The request: Reproduce the full article on men who marry again, word for word.
--- START OF Excerpt ---
Why do men marry again – and again?

Why do men marry again – and again? - As Sir Paul McCartney announces engagement, Lucy Cavendish wonders why men like to marry, again.

What makes men marry again? It’s not just Sir Paul McCartney, who is about to make American businesswoman Nancy Shevell his third wife. Rumours have it that John Cleese, whose last venture into holy matrimony cost him £12.3 million, is not averse to the idea of taking on a fourth wife in the much younger shape of jewellery designer Jennifer Wade. Then there is Earl Spencer, hardly a finisher in the “til death us to part” stakes, about to marry Karen Gordon, who will become the earl’s third girl. Is it the triumph of hope over reality? The proof that incurable romantics, often in the unlikeliest figures, are alive and well? Or is it that men just like to be married?

It is fair to say that men, generally, like to be looked after and that there are women who like looking after them. Many of them are simple souls with simple needs. They like to be fed, watered, stroked and, if that’s what a wife is going to do then, hey, why not get married again?
--- END OF Excerpt ---
--- START OF Dataset records ---
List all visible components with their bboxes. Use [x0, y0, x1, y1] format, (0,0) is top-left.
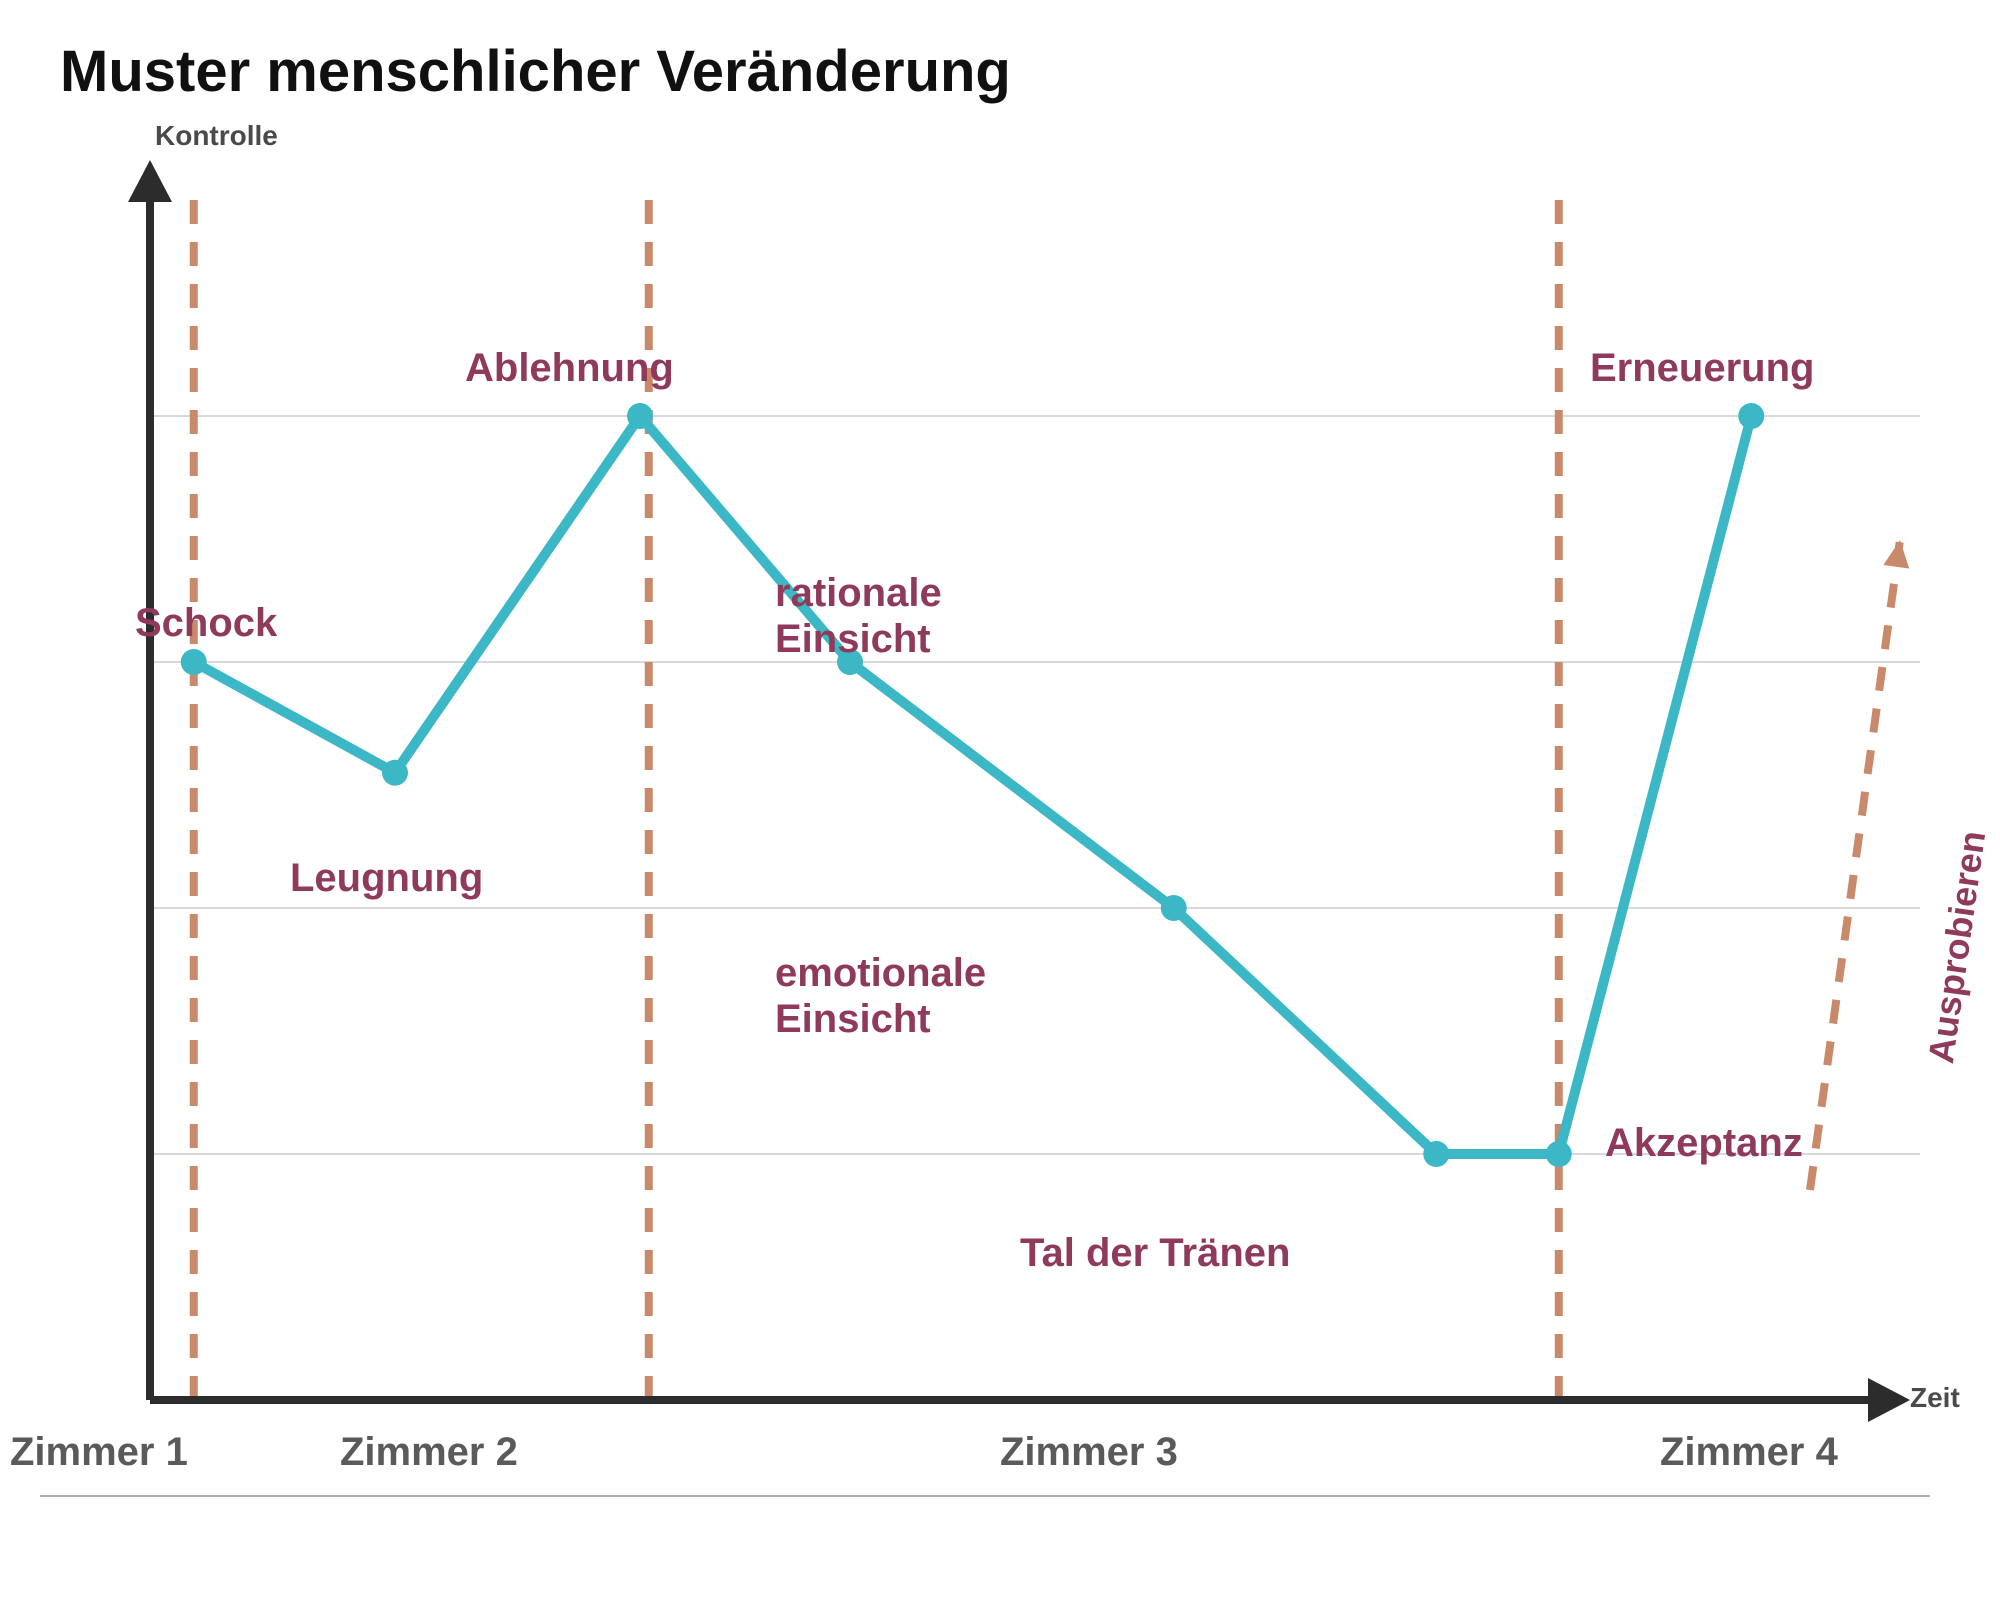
- zone-label-0: Zimmer 1: [10, 1430, 188, 1475]
- zone-label-3: Zimmer 4: [1660, 1430, 1838, 1475]
- point-label-2: Ablehnung: [465, 345, 674, 391]
- zone-underline: [40, 1495, 1930, 1497]
- chart-svg: [0, 0, 2000, 1600]
- series-markers: [181, 403, 1765, 1167]
- zone-label-1: Zimmer 2: [340, 1430, 518, 1475]
- point-label-3: rationale Einsicht: [775, 570, 942, 662]
- point-label-1: Leugnung: [290, 855, 483, 901]
- zone-dividers: [194, 200, 1559, 1400]
- point-label-5: Tal der Tränen: [1020, 1230, 1290, 1276]
- zone-label-2: Zimmer 3: [1000, 1430, 1178, 1475]
- point-label-6: Akzeptanz: [1605, 1120, 1803, 1166]
- series-line: [194, 416, 1752, 1154]
- point-label-4: emotionale Einsicht: [775, 950, 986, 1042]
- point-label-7: Erneuerung: [1590, 345, 1814, 391]
- ausprobieren-arrow: [1810, 540, 1909, 1190]
- chart-container: { "canvas": { "width": 2000, "height": 1…: [0, 0, 2000, 1600]
- point-label-0: Schock: [135, 600, 277, 646]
--- END OF Dataset records ---
Exercise solution:
Why do men marry again – and again?

Why do men marry again – and again? - As Sir Paul McCartney announces engagement, Lucy Cavendish wonders why men like to marry, again.

What makes men marry again? It’s not just Sir Paul McCartney, who is about to make American businesswoman Nancy Shevell his third wife. Rumours have it that John Cleese, whose last venture into holy matrimony cost him £12.3 million, is not averse to the idea of taking on a fourth wife in the much younger shape of jewellery designer Jennifer Wade. Then there is Earl Spencer, hardly a finisher in the “til death us to part” stakes, about to marry Karen Gordon, who will become the earl’s third girl. Is it the triumph of hope over reality? The proof that incurable romantics, often in the unlikeliest figures, are alive and well? Or is it that men just like to be married?

It is fair to say that men, generally, like to be looked after and that there are women who like looking after them. Many of them are simple souls with simple needs. They like to be fed, watered, stroked and, if that’s what a wife is going to do then, hey, why not get married again?